-- start Dataset records --

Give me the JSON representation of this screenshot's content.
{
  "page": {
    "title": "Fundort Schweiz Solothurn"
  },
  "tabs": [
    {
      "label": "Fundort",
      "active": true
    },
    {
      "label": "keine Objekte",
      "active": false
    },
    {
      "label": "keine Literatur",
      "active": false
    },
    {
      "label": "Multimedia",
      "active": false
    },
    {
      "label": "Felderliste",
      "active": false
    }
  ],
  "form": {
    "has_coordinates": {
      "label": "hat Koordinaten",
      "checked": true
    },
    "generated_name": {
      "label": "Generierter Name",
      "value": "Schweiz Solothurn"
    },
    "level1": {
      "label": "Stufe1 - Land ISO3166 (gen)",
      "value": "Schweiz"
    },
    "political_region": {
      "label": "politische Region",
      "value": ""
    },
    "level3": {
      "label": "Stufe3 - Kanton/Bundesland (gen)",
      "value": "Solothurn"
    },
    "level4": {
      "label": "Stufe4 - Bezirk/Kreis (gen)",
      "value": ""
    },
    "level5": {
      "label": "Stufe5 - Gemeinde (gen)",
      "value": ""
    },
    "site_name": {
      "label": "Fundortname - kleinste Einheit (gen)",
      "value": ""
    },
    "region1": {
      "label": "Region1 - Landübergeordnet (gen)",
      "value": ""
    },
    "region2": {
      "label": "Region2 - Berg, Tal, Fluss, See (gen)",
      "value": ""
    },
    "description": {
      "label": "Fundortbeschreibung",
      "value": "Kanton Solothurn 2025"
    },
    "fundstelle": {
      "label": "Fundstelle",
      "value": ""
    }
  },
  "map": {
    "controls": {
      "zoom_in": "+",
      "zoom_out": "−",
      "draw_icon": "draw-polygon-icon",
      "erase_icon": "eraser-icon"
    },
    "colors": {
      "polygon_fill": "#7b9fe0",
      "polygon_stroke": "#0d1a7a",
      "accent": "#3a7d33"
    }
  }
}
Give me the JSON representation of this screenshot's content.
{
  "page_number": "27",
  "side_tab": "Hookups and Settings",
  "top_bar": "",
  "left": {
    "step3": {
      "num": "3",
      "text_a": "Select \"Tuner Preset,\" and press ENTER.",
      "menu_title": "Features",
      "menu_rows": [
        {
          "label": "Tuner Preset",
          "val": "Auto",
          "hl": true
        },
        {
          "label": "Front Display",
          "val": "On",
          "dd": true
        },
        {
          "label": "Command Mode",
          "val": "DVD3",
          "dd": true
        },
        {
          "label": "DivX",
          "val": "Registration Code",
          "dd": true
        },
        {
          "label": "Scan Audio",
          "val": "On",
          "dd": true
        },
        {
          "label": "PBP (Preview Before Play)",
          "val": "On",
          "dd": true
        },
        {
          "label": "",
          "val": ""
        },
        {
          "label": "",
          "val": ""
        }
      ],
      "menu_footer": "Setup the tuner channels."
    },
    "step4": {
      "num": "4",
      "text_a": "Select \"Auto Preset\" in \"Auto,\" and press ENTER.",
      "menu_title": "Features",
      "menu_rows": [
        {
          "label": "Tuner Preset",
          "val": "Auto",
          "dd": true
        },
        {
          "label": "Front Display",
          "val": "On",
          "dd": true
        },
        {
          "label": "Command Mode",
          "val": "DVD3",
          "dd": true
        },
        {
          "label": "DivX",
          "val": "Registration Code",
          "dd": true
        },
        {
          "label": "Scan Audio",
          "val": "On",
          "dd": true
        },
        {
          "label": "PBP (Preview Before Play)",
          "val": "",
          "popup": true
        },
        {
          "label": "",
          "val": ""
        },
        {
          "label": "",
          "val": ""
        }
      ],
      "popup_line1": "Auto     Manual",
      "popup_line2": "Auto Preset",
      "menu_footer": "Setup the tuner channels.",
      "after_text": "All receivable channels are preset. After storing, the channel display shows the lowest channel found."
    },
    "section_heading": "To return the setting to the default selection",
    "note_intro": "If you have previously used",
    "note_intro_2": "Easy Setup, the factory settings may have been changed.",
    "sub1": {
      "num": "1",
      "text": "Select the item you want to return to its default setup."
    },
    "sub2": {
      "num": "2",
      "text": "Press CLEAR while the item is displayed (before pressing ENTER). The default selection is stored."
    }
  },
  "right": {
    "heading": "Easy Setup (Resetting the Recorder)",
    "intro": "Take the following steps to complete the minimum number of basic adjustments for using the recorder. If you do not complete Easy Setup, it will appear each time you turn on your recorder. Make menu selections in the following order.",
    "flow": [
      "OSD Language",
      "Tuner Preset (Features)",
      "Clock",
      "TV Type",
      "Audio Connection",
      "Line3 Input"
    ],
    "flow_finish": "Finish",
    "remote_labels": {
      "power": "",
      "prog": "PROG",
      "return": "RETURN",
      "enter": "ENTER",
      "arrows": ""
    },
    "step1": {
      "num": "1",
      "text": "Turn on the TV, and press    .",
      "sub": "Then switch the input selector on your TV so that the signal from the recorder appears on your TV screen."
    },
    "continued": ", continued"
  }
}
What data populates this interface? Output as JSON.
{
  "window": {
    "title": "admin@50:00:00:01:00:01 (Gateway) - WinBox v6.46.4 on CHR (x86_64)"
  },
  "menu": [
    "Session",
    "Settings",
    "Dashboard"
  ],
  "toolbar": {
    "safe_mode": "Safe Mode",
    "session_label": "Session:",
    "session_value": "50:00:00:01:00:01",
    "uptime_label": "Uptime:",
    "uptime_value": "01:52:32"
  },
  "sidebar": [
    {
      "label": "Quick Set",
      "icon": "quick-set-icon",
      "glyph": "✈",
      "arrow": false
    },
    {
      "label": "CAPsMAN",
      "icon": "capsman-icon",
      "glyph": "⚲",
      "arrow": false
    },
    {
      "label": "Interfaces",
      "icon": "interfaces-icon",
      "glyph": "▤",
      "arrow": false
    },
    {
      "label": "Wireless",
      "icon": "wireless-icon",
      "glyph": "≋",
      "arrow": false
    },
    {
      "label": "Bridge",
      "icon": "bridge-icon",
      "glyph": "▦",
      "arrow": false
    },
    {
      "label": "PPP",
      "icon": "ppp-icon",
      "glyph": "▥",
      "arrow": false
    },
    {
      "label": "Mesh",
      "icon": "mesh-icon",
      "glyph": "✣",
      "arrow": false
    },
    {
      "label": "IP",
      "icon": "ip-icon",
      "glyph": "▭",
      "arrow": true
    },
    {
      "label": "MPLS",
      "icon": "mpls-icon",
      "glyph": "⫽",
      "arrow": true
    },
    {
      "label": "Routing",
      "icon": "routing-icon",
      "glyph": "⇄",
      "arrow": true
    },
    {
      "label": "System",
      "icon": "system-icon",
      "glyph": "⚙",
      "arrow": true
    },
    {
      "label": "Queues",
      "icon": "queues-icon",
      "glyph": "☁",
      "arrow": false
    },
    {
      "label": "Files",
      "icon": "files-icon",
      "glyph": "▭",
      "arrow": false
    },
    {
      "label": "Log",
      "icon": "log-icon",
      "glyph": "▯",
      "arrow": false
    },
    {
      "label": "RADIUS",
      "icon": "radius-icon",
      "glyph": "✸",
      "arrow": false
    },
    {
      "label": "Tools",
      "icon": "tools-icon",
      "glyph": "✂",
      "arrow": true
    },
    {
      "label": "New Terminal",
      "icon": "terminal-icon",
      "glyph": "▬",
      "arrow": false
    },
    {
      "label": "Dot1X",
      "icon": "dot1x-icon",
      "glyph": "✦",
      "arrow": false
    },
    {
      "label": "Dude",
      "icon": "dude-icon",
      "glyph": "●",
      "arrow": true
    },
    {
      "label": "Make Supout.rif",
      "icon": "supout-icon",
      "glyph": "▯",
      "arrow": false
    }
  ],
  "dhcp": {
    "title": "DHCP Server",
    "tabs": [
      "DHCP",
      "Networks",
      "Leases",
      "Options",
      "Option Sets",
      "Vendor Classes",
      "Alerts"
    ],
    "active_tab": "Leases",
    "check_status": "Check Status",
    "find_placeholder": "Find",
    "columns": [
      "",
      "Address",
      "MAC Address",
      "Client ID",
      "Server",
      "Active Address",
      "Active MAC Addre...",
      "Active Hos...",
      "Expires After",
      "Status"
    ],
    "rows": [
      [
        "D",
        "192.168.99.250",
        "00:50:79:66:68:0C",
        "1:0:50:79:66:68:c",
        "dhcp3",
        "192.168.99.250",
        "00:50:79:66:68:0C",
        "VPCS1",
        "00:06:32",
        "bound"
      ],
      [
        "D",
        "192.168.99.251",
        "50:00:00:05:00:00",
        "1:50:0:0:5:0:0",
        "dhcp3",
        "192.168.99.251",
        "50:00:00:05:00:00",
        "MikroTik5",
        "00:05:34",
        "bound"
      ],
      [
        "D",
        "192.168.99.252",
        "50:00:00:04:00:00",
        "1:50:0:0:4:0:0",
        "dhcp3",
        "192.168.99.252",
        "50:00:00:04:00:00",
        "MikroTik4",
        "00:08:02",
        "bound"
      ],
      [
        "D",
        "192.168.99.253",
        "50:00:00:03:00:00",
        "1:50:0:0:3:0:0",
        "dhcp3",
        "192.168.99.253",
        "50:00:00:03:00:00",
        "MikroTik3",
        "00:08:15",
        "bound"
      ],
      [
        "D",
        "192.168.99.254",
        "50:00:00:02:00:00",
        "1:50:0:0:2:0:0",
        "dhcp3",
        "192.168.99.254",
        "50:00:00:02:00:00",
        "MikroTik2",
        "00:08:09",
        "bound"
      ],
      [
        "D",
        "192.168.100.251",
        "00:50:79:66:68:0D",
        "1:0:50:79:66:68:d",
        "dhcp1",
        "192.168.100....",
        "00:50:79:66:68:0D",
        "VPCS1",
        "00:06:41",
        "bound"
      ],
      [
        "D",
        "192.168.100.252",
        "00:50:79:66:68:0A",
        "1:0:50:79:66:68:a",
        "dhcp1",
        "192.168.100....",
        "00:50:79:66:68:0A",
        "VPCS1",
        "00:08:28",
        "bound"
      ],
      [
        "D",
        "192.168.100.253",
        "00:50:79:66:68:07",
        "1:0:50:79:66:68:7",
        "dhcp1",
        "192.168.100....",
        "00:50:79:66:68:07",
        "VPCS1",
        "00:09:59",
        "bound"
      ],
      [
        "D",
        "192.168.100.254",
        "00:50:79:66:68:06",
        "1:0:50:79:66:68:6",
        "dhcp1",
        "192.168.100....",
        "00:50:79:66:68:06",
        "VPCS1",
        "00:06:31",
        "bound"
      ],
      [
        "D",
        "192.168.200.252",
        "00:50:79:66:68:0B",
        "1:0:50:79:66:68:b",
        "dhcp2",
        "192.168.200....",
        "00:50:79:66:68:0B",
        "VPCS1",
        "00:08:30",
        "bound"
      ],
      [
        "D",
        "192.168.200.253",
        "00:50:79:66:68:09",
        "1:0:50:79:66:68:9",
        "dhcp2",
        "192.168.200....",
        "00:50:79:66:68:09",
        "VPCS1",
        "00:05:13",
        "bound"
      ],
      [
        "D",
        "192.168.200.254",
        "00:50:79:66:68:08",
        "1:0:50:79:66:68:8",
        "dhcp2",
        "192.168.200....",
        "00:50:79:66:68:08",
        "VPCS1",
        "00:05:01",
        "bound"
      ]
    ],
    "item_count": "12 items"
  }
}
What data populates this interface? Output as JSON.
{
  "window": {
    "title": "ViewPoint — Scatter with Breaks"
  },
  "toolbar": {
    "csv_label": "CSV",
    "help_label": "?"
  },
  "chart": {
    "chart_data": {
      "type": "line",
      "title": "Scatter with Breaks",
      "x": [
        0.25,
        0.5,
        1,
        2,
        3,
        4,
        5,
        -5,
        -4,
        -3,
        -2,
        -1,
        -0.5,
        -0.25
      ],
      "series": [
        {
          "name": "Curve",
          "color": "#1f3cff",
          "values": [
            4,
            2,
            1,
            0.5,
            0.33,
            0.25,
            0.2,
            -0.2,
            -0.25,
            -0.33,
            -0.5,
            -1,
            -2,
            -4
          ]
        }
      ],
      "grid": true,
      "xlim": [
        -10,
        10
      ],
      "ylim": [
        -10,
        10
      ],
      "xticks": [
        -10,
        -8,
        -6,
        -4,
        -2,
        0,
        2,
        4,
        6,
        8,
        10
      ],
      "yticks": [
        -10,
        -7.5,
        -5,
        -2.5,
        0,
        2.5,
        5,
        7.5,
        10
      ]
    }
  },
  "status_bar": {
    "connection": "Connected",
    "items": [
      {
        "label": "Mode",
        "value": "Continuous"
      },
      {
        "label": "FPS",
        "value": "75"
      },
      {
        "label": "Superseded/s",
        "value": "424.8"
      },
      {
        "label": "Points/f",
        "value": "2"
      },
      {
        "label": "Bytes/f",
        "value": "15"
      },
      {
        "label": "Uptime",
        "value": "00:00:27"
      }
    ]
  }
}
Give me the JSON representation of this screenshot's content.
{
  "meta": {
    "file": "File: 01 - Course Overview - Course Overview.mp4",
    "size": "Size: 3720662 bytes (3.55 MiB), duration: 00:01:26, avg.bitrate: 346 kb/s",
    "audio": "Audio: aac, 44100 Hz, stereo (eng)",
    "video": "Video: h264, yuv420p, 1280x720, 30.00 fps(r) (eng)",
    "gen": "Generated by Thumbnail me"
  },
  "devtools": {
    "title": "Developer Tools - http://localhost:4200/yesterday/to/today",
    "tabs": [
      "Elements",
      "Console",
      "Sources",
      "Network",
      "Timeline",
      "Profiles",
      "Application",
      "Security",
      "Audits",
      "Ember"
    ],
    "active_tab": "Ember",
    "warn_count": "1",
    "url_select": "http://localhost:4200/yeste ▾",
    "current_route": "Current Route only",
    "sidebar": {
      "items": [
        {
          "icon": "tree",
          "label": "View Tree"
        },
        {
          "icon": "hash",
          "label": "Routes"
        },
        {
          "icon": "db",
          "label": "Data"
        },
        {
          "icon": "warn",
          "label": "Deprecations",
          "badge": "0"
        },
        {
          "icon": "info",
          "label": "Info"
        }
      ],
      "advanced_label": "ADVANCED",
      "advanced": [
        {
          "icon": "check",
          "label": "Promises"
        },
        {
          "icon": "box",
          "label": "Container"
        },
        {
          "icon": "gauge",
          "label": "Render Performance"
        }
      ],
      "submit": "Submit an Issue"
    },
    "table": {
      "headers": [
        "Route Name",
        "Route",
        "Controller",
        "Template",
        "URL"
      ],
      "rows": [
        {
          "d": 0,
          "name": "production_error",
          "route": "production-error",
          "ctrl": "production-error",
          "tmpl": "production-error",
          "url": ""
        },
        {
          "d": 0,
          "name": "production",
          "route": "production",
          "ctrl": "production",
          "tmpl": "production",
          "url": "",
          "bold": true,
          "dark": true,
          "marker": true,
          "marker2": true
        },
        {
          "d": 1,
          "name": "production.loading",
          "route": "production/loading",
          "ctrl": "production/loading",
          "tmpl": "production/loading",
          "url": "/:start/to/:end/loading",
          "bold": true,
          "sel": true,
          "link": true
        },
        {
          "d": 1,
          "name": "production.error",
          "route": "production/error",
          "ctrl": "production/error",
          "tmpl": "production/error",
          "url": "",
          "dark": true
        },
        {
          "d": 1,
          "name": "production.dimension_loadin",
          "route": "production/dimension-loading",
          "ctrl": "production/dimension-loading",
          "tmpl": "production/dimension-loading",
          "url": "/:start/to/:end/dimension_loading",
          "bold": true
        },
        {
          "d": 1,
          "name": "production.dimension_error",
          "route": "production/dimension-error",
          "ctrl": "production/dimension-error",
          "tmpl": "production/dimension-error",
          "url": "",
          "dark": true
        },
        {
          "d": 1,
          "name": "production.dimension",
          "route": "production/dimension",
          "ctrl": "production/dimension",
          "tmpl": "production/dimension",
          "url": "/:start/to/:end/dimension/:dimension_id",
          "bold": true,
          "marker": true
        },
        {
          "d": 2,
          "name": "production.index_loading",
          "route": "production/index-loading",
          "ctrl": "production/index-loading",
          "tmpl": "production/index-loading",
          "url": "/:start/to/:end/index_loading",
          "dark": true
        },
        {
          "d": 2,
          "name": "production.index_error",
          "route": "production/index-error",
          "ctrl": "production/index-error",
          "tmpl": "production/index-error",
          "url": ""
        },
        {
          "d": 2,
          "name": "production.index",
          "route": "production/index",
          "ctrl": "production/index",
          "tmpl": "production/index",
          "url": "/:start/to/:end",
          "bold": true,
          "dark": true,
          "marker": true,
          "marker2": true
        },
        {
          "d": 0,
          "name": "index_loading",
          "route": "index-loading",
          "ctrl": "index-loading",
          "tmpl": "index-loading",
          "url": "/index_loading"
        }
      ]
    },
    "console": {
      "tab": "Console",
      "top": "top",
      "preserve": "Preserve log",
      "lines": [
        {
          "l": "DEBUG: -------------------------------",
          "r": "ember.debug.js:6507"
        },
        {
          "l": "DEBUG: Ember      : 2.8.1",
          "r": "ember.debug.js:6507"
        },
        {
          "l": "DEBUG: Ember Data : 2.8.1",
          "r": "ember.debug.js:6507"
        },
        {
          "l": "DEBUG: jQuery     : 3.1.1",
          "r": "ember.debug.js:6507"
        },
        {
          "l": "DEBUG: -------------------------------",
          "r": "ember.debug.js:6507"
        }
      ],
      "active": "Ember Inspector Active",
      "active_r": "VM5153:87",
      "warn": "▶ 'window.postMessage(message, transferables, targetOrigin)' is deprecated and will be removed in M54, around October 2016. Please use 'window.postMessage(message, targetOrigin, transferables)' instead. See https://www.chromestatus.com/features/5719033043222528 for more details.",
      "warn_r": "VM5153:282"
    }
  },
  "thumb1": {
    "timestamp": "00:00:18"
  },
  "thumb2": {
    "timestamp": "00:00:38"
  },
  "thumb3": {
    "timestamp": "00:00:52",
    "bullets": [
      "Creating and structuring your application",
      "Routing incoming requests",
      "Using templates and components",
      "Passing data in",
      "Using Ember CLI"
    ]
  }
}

-- end Dataset records --

What you have to do>
Select the lines from the entries that include the word "Address".

Correct output>
      "Address",
      "MAC Address",
      "Active Address",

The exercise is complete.